DATA SUPPLIED start

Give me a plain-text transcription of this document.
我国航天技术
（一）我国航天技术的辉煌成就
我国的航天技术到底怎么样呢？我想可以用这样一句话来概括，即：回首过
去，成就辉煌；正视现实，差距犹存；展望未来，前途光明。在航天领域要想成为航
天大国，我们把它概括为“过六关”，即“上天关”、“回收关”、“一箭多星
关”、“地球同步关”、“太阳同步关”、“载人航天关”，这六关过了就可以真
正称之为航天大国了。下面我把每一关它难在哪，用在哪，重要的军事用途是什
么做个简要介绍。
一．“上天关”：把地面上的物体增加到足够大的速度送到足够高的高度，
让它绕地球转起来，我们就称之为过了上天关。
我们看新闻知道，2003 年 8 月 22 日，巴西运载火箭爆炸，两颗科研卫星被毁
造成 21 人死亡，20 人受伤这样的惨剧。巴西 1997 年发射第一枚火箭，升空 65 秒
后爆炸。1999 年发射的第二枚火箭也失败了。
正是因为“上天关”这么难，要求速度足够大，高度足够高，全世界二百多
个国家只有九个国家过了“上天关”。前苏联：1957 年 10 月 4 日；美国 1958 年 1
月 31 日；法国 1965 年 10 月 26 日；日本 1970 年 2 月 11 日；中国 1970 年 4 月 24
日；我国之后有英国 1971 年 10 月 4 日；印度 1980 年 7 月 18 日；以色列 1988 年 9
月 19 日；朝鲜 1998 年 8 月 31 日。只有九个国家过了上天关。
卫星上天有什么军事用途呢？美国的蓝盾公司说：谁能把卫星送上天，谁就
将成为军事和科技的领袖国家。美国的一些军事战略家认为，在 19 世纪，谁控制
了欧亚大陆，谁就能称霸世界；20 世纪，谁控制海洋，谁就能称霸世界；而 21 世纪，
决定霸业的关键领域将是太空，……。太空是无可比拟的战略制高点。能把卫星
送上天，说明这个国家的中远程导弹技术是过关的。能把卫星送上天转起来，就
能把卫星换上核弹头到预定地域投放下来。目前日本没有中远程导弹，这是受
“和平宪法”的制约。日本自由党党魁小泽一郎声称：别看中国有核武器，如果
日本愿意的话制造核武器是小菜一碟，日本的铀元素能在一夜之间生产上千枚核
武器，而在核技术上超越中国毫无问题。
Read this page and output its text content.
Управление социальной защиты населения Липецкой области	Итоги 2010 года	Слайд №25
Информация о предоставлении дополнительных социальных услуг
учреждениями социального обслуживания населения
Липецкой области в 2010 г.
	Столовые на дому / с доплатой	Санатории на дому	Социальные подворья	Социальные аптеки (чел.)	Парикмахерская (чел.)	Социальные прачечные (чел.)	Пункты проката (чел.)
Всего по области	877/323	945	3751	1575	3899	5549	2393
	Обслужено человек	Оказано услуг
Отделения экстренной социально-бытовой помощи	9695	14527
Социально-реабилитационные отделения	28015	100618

DATA SUPPLIED end

* [WHAT YOU ARE ASKED TO DO]: Using the listing above, show each line holding the string "области".

* [EXERCISE SOLUTION]:
Управление социальной защиты населения Липецкой области	Итоги 2010 года	Слайд №25
Липецкой области в 2010 г.
Всего по области	877/323	945	3751	1575	3899	5549	2393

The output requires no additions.